* **Goals**:
1 – List the navigation links shown inside the square brackets near the top of the matrix inverse post.
2 – In the listing, substitute "Oval shape" for "Ellipse shape" in each line, beginning with the line that contains "Segment this screenshot: for" and continuing through the line that contains "Text: #1: #1: [294, 433, 311, 444]". Give back only those lines, with the picture omitted.

* **Text block**:
====================
Re: [eigen] request for help: 4x4 matrix inverse

[ Thread Index | Date Index | More lists.tuxfamily.org/eigen Archives ]


Hi again,

I just finished (well 99% but it produces the right results so far)
the AltiVec version of the matrix inverse routine using matrix 
partitioning technique mentioned in this list (btw, I did a typo in 
one expression, thanks to Jacob for noticing this :)

Anyway I attach the function (it computes the matrix but doesn't save 
it back yet, I was too tired last night at 5am to continue :)
I also included in the file, all the macros/typedefs used in this 
function, for easier reading.

About the performance: it's ~400% faster than a plain matrix inverse 
function in SIMDx86, unoptimized, using the coefficients method.

About matrix inverse SIMD, you might like to check the following URLs 
also:

http://www.cellperformance.com/articles/2006/06/a_4x4_matrix_inverse_1.html 
(Cell and AltiVec, different approach than mine, haven't seen any 
benchmarks on it yet, though i intend to compare them)
====================
* **Stored records**:
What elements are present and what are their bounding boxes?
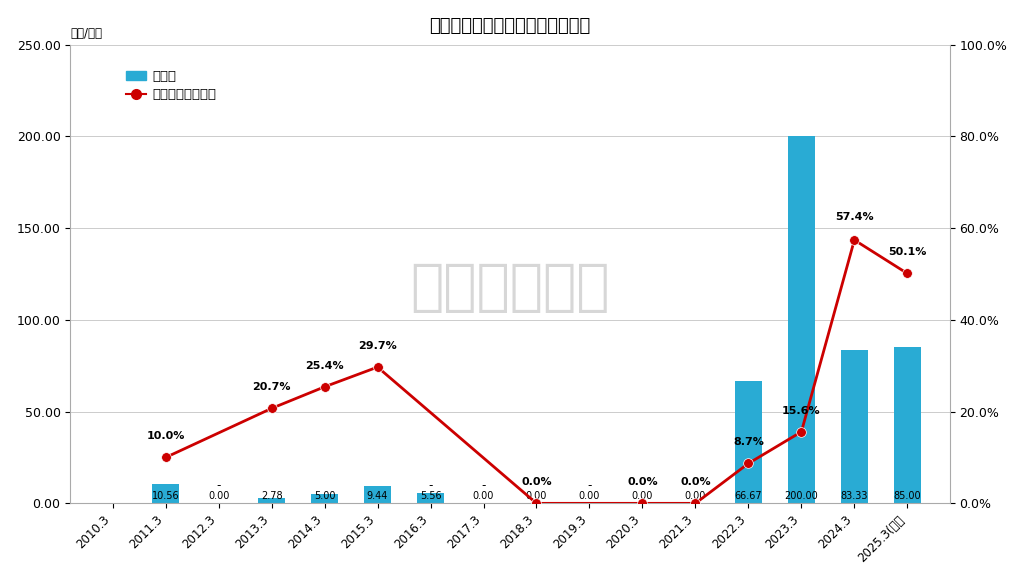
====================
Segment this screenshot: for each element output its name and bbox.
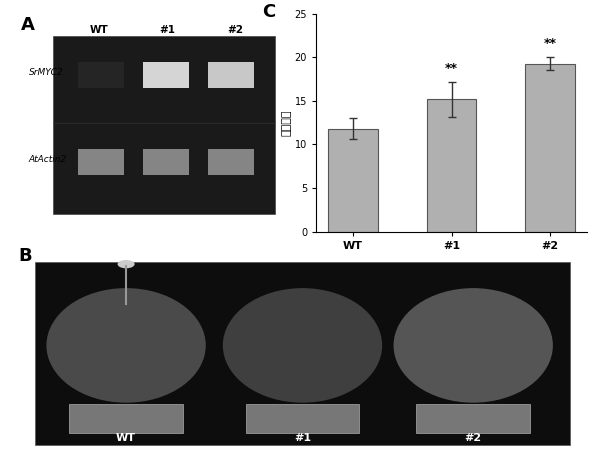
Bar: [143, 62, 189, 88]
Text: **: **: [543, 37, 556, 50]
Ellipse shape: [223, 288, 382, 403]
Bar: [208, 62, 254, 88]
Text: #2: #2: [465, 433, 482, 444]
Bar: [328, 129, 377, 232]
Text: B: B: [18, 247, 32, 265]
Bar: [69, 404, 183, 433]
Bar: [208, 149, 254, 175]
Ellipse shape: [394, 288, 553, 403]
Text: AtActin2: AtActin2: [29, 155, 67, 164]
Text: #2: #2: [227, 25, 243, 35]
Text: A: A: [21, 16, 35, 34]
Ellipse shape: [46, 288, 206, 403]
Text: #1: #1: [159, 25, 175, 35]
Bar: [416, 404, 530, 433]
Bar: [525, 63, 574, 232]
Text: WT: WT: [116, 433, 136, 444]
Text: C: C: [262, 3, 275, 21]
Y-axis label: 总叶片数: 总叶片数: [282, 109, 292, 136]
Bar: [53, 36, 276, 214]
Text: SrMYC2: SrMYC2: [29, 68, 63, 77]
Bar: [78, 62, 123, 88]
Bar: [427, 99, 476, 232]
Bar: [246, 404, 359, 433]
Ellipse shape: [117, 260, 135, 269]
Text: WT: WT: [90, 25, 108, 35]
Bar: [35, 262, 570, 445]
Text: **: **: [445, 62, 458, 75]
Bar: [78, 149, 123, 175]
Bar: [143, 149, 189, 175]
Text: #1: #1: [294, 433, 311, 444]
====================
* **Results by task**:
1 –
Thread Index
Date Index
More lists.tuxfamily.org/eigen Archives

2 –
Segment this screenshot: for each element output its name and bbox.
Bar: [143, 62, 189, 88]
Text: **: **: [543, 37, 556, 50]
Oval shape: [223, 288, 382, 403]
Bar: [208, 62, 254, 88]
Text: #2: #2: [465, 433, 482, 444]
Bar: [328, 129, 377, 232]
Text: B: B: [18, 247, 32, 265]
Bar: [69, 404, 183, 433]
Bar: [208, 149, 254, 175]
Oval shape: [394, 288, 553, 403]
Text: AtActin2: AtActin2: [29, 155, 67, 164]
Text: #2: #2: [227, 25, 243, 35]
Text: A: A: [21, 16, 35, 34]
Oval shape: [46, 288, 206, 403]
Text: #1: #1: [159, 25, 175, 35]
Bar: [416, 404, 530, 433]
Bar: [525, 63, 574, 232]
Text: WT: WT: [116, 433, 136, 444]
Text: C: C: [262, 3, 275, 21]
Y-axis label: 总叶片数: 总叶片数: [282, 109, 292, 136]
Bar: [53, 36, 276, 214]
Text: SrMYC2: SrMYC2: [29, 68, 63, 77]
Bar: [78, 62, 123, 88]
Bar: [427, 99, 476, 232]
Bar: [246, 404, 359, 433]
Oval shape: [117, 260, 135, 269]
Text: WT: WT: [90, 25, 108, 35]
Bar: [35, 262, 570, 445]
Text: **: **: [445, 62, 458, 75]
Bar: [78, 149, 123, 175]
Bar: [143, 149, 189, 175]
Text: #1: #1: [294, 433, 311, 444]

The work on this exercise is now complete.